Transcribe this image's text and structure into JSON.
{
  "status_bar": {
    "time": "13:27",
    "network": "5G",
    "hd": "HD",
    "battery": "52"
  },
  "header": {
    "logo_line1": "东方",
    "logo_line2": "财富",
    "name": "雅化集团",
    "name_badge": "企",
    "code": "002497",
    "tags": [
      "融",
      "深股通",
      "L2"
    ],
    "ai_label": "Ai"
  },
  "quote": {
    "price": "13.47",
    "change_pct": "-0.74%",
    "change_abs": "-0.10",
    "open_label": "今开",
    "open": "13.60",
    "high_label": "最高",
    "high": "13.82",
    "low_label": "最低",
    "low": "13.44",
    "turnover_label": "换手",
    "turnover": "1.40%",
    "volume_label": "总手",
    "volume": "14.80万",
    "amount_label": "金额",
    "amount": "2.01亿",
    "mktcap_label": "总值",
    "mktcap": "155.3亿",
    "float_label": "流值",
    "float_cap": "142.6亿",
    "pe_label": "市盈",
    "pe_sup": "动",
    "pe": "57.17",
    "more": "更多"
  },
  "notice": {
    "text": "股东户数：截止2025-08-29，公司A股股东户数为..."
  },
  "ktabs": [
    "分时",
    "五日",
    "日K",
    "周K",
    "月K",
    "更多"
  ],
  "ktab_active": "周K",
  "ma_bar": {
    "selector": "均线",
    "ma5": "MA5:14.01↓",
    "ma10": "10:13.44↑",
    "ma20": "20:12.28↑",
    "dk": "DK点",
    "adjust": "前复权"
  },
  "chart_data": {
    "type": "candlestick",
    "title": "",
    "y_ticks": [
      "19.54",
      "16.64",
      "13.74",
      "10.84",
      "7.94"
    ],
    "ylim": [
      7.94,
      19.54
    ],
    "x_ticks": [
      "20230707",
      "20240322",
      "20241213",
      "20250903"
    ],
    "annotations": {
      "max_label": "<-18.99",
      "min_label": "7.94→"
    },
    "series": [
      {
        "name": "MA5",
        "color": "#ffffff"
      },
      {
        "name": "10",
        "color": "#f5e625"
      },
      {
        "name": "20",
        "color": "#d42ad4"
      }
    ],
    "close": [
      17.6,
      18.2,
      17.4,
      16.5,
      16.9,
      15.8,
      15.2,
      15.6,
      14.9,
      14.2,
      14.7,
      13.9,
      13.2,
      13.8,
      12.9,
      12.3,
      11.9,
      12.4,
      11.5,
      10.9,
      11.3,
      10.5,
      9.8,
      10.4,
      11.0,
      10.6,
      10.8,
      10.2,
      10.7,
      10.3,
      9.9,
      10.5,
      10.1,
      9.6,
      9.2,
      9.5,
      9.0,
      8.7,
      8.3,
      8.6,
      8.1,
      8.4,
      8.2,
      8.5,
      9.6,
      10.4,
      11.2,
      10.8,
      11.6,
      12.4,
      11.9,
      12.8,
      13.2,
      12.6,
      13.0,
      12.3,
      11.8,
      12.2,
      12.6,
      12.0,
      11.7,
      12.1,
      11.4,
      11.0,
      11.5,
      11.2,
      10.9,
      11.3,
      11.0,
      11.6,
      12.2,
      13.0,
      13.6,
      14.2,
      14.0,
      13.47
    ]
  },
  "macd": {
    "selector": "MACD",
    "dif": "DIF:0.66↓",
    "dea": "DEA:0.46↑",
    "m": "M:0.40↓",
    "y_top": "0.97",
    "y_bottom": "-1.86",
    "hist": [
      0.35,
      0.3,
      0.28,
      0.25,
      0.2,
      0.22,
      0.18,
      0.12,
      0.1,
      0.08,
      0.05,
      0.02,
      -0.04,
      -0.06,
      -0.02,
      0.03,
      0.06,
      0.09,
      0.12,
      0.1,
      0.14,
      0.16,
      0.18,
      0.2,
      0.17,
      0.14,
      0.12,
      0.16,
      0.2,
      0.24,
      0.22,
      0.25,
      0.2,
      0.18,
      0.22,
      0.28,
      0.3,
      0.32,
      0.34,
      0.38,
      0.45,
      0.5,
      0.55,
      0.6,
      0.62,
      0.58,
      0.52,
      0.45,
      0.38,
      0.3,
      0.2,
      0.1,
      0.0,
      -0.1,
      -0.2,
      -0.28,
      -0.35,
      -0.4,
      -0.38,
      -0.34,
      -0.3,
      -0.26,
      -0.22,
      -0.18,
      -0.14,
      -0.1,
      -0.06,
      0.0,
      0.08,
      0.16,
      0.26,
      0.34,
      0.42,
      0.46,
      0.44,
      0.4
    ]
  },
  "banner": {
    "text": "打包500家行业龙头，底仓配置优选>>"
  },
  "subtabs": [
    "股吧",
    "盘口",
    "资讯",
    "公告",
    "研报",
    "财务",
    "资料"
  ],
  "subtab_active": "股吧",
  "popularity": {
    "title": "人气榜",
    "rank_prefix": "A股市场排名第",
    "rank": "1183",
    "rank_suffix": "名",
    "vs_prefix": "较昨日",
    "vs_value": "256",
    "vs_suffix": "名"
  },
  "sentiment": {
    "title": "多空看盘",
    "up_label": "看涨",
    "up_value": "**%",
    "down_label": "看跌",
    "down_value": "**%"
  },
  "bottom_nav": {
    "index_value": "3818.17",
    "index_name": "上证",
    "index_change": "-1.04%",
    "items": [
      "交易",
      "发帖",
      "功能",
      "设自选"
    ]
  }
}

---------------

* Exercise task:
Write down every line of the data exactly as it appears above.

* Full output:
Transcribe this image's text and structure into JSON.
{
  "status_bar": {
    "time": "13:27",
    "network": "5G",
    "hd": "HD",
    "battery": "52"
  },
  "header": {
    "logo_line1": "东方",
    "logo_line2": "财富",
    "name": "雅化集团",
    "name_badge": "企",
    "code": "002497",
    "tags": [
      "融",
      "深股通",
      "L2"
    ],
    "ai_label": "Ai"
  },
  "quote": {
    "price": "13.47",
    "change_pct": "-0.74%",
    "change_abs": "-0.10",
    "open_label": "今开",
    "open": "13.60",
    "high_label": "最高",
    "high": "13.82",
    "low_label": "最低",
    "low": "13.44",
    "turnover_label": "换手",
    "turnover": "1.40%",
    "volume_label": "总手",
    "volume": "14.80万",
    "amount_label": "金额",
    "amount": "2.01亿",
    "mktcap_label": "总值",
    "mktcap": "155.3亿",
    "float_label": "流值",
    "float_cap": "142.6亿",
    "pe_label": "市盈",
    "pe_sup": "动",
    "pe": "57.17",
    "more": "更多"
  },
  "notice": {
    "text": "股东户数：截止2025-08-29，公司A股股东户数为..."
  },
  "ktabs": [
    "分时",
    "五日",
    "日K",
    "周K",
    "月K",
    "更多"
  ],
  "ktab_active": "周K",
  "ma_bar": {
    "selector": "均线",
    "ma5": "MA5:14.01↓",
    "ma10": "10:13.44↑",
    "ma20": "20:12.28↑",
    "dk": "DK点",
    "adjust": "前复权"
  },
  "chart_data": {
    "type": "candlestick",
    "title": "",
    "y_ticks": [
      "19.54",
      "16.64",
      "13.74",
      "10.84",
      "7.94"
    ],
    "ylim": [
      7.94,
      19.54
    ],
    "x_ticks": [
      "20230707",
      "20240322",
      "20241213",
      "20250903"
    ],
    "annotations": {
      "max_label": "<-18.99",
      "min_label": "7.94→"
    },
    "series": [
      {
        "name": "MA5",
        "color": "#ffffff"
      },
      {
        "name": "10",
        "color": "#f5e625"
      },
      {
        "name": "20",
        "color": "#d42ad4"
      }
    ],
    "close": [
      17.6,
      18.2,
      17.4,
      16.5,
      16.9,
      15.8,
      15.2,
      15.6,
      14.9,
      14.2,
      14.7,
      13.9,
      13.2,
      13.8,
      12.9,
      12.3,
      11.9,
      12.4,
      11.5,
      10.9,
      11.3,
      10.5,
      9.8,
      10.4,
      11.0,
      10.6,
      10.8,
      10.2,
      10.7,
      10.3,
      9.9,
      10.5,
      10.1,
      9.6,
      9.2,
      9.5,
      9.0,
      8.7,
      8.3,
      8.6,
      8.1,
      8.4,
      8.2,
      8.5,
      9.6,
      10.4,
      11.2,
      10.8,
      11.6,
      12.4,
      11.9,
      12.8,
      13.2,
      12.6,
      13.0,
      12.3,
      11.8,
      12.2,
      12.6,
      12.0,
      11.7,
      12.1,
      11.4,
      11.0,
      11.5,
      11.2,
      10.9,
      11.3,
      11.0,
      11.6,
      12.2,
      13.0,
      13.6,
      14.2,
      14.0,
      13.47
    ]
  },
  "macd": {
    "selector": "MACD",
    "dif": "DIF:0.66↓",
    "dea": "DEA:0.46↑",
    "m": "M:0.40↓",
    "y_top": "0.97",
    "y_bottom": "-1.86",
    "hist": [
      0.35,
      0.3,
      0.28,
      0.25,
      0.2,
      0.22,
      0.18,
      0.12,
      0.1,
      0.08,
      0.05,
      0.02,
      -0.04,
      -0.06,
      -0.02,
      0.03,
      0.06,
      0.09,
      0.12,
      0.1,
      0.14,
      0.16,
      0.18,
      0.2,
      0.17,
      0.14,
      0.12,
      0.16,
      0.2,
      0.24,
      0.22,
      0.25,
      0.2,
      0.18,
      0.22,
      0.28,
      0.3,
      0.32,
      0.34,
      0.38,
      0.45,
      0.5,
      0.55,
      0.6,
      0.62,
      0.58,
      0.52,
      0.45,
      0.38,
      0.3,
      0.2,
      0.1,
      0.0,
      -0.1,
      -0.2,
      -0.28,
      -0.35,
      -0.4,
      -0.38,
      -0.34,
      -0.3,
      -0.26,
      -0.22,
      -0.18,
      -0.14,
      -0.1,
      -0.06,
      0.0,
      0.08,
      0.16,
      0.26,
      0.34,
      0.42,
      0.46,
      0.44,
      0.4
    ]
  },
  "banner": {
    "text": "打包500家行业龙头，底仓配置优选>>"
  },
  "subtabs": [
    "股吧",
    "盘口",
    "资讯",
    "公告",
    "研报",
    "财务",
    "资料"
  ],
  "subtab_active": "股吧",
  "popularity": {
    "title": "人气榜",
    "rank_prefix": "A股市场排名第",
    "rank": "1183",
    "rank_suffix": "名",
    "vs_prefix": "较昨日",
    "vs_value": "256",
    "vs_suffix": "名"
  },
  "sentiment": {
    "title": "多空看盘",
    "up_label": "看涨",
    "up_value": "**%",
    "down_label": "看跌",
    "down_value": "**%"
  },
  "bottom_nav": {
    "index_value": "3818.17",
    "index_name": "上证",
    "index_change": "-1.04%",
    "items": [
      "交易",
      "发帖",
      "功能",
      "设自选"
    ]
  }
}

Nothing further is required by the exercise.